> **Material for this exercise**
◇ ◇ ◇ ◇

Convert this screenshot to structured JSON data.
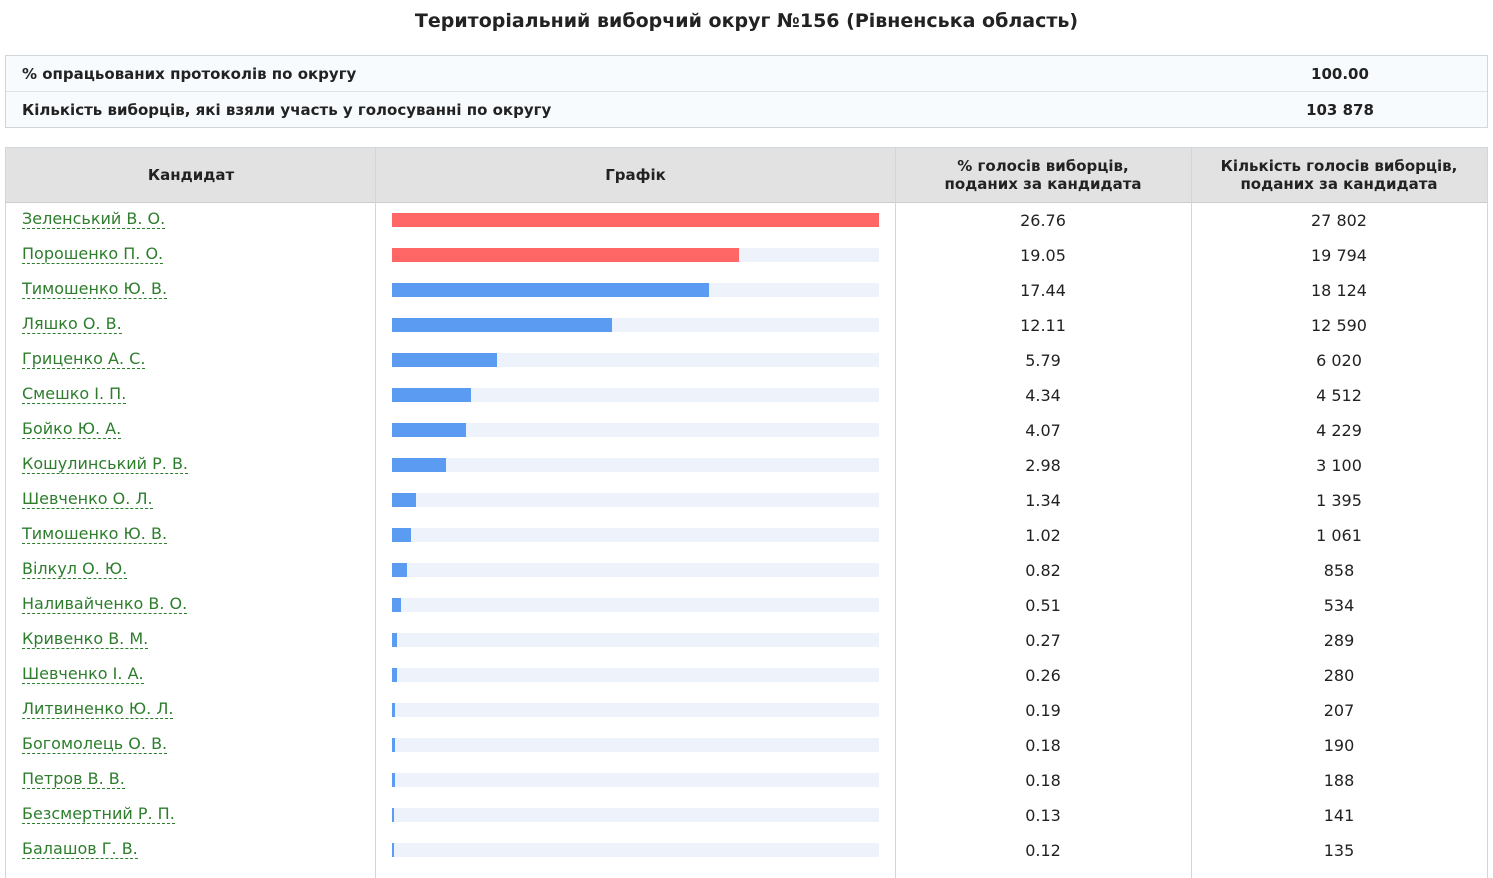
{
  "title": "Територіальний виборчий округ №156 (Рівненська область)",
  "summary": [
    {
      "label": "% опрацьованих протоколів по округу",
      "value": "100.00"
    },
    {
      "label": "Кількість виборців, які взяли участь у голосуванні по округу",
      "value": "103 878"
    }
  ],
  "table": {
    "headers": {
      "candidate": "Кандидат",
      "chart": "Графік",
      "percent": "% голосів виборців,\nподаних за кандидата",
      "votes": "Кількість голосів виборців,\nподаних за кандидата"
    },
    "colors": {
      "highlight": "#ff6666",
      "normal": "#5b9cf2",
      "track": "#eef3fb"
    },
    "rows": [
      {
        "name": "Зеленський В. О.",
        "percent": "26.76",
        "votes": "27 802",
        "highlight": true
      },
      {
        "name": "Порошенко П. О.",
        "percent": "19.05",
        "votes": "19 794",
        "highlight": true
      },
      {
        "name": "Тимошенко Ю. В.",
        "percent": "17.44",
        "votes": "18 124",
        "highlight": false
      },
      {
        "name": "Ляшко О. В.",
        "percent": "12.11",
        "votes": "12 590",
        "highlight": false
      },
      {
        "name": "Гриценко А. С.",
        "percent": "5.79",
        "votes": "6 020",
        "highlight": false
      },
      {
        "name": "Смешко І. П.",
        "percent": "4.34",
        "votes": "4 512",
        "highlight": false
      },
      {
        "name": "Бойко Ю. А.",
        "percent": "4.07",
        "votes": "4 229",
        "highlight": false
      },
      {
        "name": "Кошулинський Р. В.",
        "percent": "2.98",
        "votes": "3 100",
        "highlight": false
      },
      {
        "name": "Шевченко О. Л.",
        "percent": "1.34",
        "votes": "1 395",
        "highlight": false
      },
      {
        "name": "Тимошенко Ю. В.",
        "percent": "1.02",
        "votes": "1 061",
        "highlight": false
      },
      {
        "name": "Вілкул О. Ю.",
        "percent": "0.82",
        "votes": "858",
        "highlight": false
      },
      {
        "name": "Наливайченко В. О.",
        "percent": "0.51",
        "votes": "534",
        "highlight": false
      },
      {
        "name": "Кривенко В. М.",
        "percent": "0.27",
        "votes": "289",
        "highlight": false
      },
      {
        "name": "Шевченко І. А.",
        "percent": "0.26",
        "votes": "280",
        "highlight": false
      },
      {
        "name": "Литвиненко Ю. Л.",
        "percent": "0.19",
        "votes": "207",
        "highlight": false
      },
      {
        "name": "Богомолець О. В.",
        "percent": "0.18",
        "votes": "190",
        "highlight": false
      },
      {
        "name": "Петров В. В.",
        "percent": "0.18",
        "votes": "188",
        "highlight": false
      },
      {
        "name": "Безсмертний Р. П.",
        "percent": "0.13",
        "votes": "141",
        "highlight": false
      },
      {
        "name": "Балашов Г. В.",
        "percent": "0.12",
        "votes": "135",
        "highlight": false
      }
    ]
  }
}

◇ ◇ ◇ ◇

> **Exercise instructions**
Where a line holds "nподаних", copy that line.

> **Written solution**
      "percent": "% голосів виборців,\nподаних за кандидата",
      "votes": "Кількість голосів виборців,\nподаних за кандидата"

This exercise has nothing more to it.